>> begin Records shown

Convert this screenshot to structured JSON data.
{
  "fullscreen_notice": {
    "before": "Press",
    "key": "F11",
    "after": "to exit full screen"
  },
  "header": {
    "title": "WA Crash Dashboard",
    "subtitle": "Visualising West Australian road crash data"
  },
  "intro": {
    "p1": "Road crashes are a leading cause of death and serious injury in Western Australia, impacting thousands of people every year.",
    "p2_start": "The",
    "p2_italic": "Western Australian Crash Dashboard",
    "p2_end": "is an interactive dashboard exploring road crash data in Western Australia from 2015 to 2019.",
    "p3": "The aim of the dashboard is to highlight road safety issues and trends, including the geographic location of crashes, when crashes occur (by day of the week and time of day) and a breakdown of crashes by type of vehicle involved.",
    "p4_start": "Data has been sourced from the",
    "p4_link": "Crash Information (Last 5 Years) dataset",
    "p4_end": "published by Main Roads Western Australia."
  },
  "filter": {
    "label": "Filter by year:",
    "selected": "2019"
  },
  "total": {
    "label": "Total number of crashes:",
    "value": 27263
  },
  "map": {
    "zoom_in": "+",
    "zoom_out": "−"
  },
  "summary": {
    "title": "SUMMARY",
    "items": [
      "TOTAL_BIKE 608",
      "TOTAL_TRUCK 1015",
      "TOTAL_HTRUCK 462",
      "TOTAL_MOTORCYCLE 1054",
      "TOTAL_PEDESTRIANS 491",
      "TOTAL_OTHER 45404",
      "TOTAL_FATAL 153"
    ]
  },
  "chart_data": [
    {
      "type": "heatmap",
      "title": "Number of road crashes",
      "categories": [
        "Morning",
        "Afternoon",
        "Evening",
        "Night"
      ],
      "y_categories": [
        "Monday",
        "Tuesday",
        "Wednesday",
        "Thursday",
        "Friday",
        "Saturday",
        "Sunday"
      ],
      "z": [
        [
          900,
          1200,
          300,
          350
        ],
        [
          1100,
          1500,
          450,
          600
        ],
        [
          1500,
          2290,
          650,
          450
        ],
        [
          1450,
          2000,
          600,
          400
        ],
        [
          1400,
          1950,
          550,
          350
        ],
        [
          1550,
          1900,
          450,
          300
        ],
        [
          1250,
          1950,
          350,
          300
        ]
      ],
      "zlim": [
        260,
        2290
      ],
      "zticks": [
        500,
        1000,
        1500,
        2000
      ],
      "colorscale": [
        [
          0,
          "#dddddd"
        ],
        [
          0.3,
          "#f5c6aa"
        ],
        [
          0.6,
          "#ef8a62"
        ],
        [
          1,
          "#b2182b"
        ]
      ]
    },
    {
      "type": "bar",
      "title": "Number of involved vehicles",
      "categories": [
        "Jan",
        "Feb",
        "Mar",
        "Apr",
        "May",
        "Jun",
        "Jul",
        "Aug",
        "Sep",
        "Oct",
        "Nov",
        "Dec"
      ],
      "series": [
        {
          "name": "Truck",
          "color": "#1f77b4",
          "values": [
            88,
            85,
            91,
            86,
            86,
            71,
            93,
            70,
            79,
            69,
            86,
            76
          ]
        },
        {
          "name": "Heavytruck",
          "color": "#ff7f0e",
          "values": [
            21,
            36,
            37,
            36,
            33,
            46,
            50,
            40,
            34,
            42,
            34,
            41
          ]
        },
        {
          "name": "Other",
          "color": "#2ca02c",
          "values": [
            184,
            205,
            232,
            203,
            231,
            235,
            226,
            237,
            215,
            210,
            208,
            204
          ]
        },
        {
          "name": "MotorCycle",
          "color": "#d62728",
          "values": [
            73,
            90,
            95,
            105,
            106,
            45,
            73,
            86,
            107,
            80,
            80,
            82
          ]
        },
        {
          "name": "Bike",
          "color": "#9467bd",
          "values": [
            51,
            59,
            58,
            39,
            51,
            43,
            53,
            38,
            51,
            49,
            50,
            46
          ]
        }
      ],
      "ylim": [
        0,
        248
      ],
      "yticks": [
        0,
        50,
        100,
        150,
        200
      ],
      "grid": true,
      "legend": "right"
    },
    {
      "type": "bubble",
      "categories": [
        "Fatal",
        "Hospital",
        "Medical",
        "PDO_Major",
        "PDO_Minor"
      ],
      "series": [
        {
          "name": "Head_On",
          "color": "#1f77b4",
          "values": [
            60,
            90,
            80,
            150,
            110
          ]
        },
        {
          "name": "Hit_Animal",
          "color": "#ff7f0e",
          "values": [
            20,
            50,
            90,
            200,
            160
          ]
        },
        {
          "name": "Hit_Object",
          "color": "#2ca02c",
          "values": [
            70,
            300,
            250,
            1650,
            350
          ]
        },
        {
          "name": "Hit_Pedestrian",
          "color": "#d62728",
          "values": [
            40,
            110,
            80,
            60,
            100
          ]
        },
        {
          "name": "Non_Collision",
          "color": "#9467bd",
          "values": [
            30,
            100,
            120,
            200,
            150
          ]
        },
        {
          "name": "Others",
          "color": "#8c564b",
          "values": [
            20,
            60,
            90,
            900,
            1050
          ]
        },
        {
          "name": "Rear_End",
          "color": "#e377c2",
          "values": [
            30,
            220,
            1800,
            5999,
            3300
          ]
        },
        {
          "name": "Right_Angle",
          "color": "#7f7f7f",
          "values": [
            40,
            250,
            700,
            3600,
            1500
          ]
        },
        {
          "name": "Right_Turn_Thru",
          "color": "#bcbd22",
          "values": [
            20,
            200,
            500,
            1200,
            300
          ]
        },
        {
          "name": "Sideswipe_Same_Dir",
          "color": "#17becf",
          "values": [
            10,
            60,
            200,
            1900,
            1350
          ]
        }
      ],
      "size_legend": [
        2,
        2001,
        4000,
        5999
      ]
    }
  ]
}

>> end Records shown

Your task is to extract all of the records exactly.

Convert this screenshot to structured JSON data.
{
  "fullscreen_notice": {
    "before": "Press",
    "key": "F11",
    "after": "to exit full screen"
  },
  "header": {
    "title": "WA Crash Dashboard",
    "subtitle": "Visualising West Australian road crash data"
  },
  "intro": {
    "p1": "Road crashes are a leading cause of death and serious injury in Western Australia, impacting thousands of people every year.",
    "p2_start": "The",
    "p2_italic": "Western Australian Crash Dashboard",
    "p2_end": "is an interactive dashboard exploring road crash data in Western Australia from 2015 to 2019.",
    "p3": "The aim of the dashboard is to highlight road safety issues and trends, including the geographic location of crashes, when crashes occur (by day of the week and time of day) and a breakdown of crashes by type of vehicle involved.",
    "p4_start": "Data has been sourced from the",
    "p4_link": "Crash Information (Last 5 Years) dataset",
    "p4_end": "published by Main Roads Western Australia."
  },
  "filter": {
    "label": "Filter by year:",
    "selected": "2019"
  },
  "total": {
    "label": "Total number of crashes:",
    "value": 27263
  },
  "map": {
    "zoom_in": "+",
    "zoom_out": "−"
  },
  "summary": {
    "title": "SUMMARY",
    "items": [
      "TOTAL_BIKE 608",
      "TOTAL_TRUCK 1015",
      "TOTAL_HTRUCK 462",
      "TOTAL_MOTORCYCLE 1054",
      "TOTAL_PEDESTRIANS 491",
      "TOTAL_OTHER 45404",
      "TOTAL_FATAL 153"
    ]
  },
  "chart_data": [
    {
      "type": "heatmap",
      "title": "Number of road crashes",
      "categories": [
        "Morning",
        "Afternoon",
        "Evening",
        "Night"
      ],
      "y_categories": [
        "Monday",
        "Tuesday",
        "Wednesday",
        "Thursday",
        "Friday",
        "Saturday",
        "Sunday"
      ],
      "z": [
        [
          900,
          1200,
          300,
          350
        ],
        [
          1100,
          1500,
          450,
          600
        ],
        [
          1500,
          2290,
          650,
          450
        ],
        [
          1450,
          2000,
          600,
          400
        ],
        [
          1400,
          1950,
          550,
          350
        ],
        [
          1550,
          1900,
          450,
          300
        ],
        [
          1250,
          1950,
          350,
          300
        ]
      ],
      "zlim": [
        260,
        2290
      ],
      "zticks": [
        500,
        1000,
        1500,
        2000
      ],
      "colorscale": [
        [
          0,
          "#dddddd"
        ],
        [
          0.3,
          "#f5c6aa"
        ],
        [
          0.6,
          "#ef8a62"
        ],
        [
          1,
          "#b2182b"
        ]
      ]
    },
    {
      "type": "bar",
      "title": "Number of involved vehicles",
      "categories": [
        "Jan",
        "Feb",
        "Mar",
        "Apr",
        "May",
        "Jun",
        "Jul",
        "Aug",
        "Sep",
        "Oct",
        "Nov",
        "Dec"
      ],
      "series": [
        {
          "name": "Truck",
          "color": "#1f77b4",
          "values": [
            88,
            85,
            91,
            86,
            86,
            71,
            93,
            70,
            79,
            69,
            86,
            76
          ]
        },
        {
          "name": "Heavytruck",
          "color": "#ff7f0e",
          "values": [
            21,
            36,
            37,
            36,
            33,
            46,
            50,
            40,
            34,
            42,
            34,
            41
          ]
        },
        {
          "name": "Other",
          "color": "#2ca02c",
          "values": [
            184,
            205,
            232,
            203,
            231,
            235,
            226,
            237,
            215,
            210,
            208,
            204
          ]
        },
        {
          "name": "MotorCycle",
          "color": "#d62728",
          "values": [
            73,
            90,
            95,
            105,
            106,
            45,
            73,
            86,
            107,
            80,
            80,
            82
          ]
        },
        {
          "name": "Bike",
          "color": "#9467bd",
          "values": [
            51,
            59,
            58,
            39,
            51,
            43,
            53,
            38,
            51,
            49,
            50,
            46
          ]
        }
      ],
      "ylim": [
        0,
        248
      ],
      "yticks": [
        0,
        50,
        100,
        150,
        200
      ],
      "grid": true,
      "legend": "right"
    },
    {
      "type": "bubble",
      "categories": [
        "Fatal",
        "Hospital",
        "Medical",
        "PDO_Major",
        "PDO_Minor"
      ],
      "series": [
        {
          "name": "Head_On",
          "color": "#1f77b4",
          "values": [
            60,
            90,
            80,
            150,
            110
          ]
        },
        {
          "name": "Hit_Animal",
          "color": "#ff7f0e",
          "values": [
            20,
            50,
            90,
            200,
            160
          ]
        },
        {
          "name": "Hit_Object",
          "color": "#2ca02c",
          "values": [
            70,
            300,
            250,
            1650,
            350
          ]
        },
        {
          "name": "Hit_Pedestrian",
          "color": "#d62728",
          "values": [
            40,
            110,
            80,
            60,
            100
          ]
        },
        {
          "name": "Non_Collision",
          "color": "#9467bd",
          "values": [
            30,
            100,
            120,
            200,
            150
          ]
        },
        {
          "name": "Others",
          "color": "#8c564b",
          "values": [
            20,
            60,
            90,
            900,
            1050
          ]
        },
        {
          "name": "Rear_End",
          "color": "#e377c2",
          "values": [
            30,
            220,
            1800,
            5999,
            3300
          ]
        },
        {
          "name": "Right_Angle",
          "color": "#7f7f7f",
          "values": [
            40,
            250,
            700,
            3600,
            1500
          ]
        },
        {
          "name": "Right_Turn_Thru",
          "color": "#bcbd22",
          "values": [
            20,
            200,
            500,
            1200,
            300
          ]
        },
        {
          "name": "Sideswipe_Same_Dir",
          "color": "#17becf",
          "values": [
            10,
            60,
            200,
            1900,
            1350
          ]
        }
      ],
      "size_legend": [
        2,
        2001,
        4000,
        5999
      ]
    }
  ]
}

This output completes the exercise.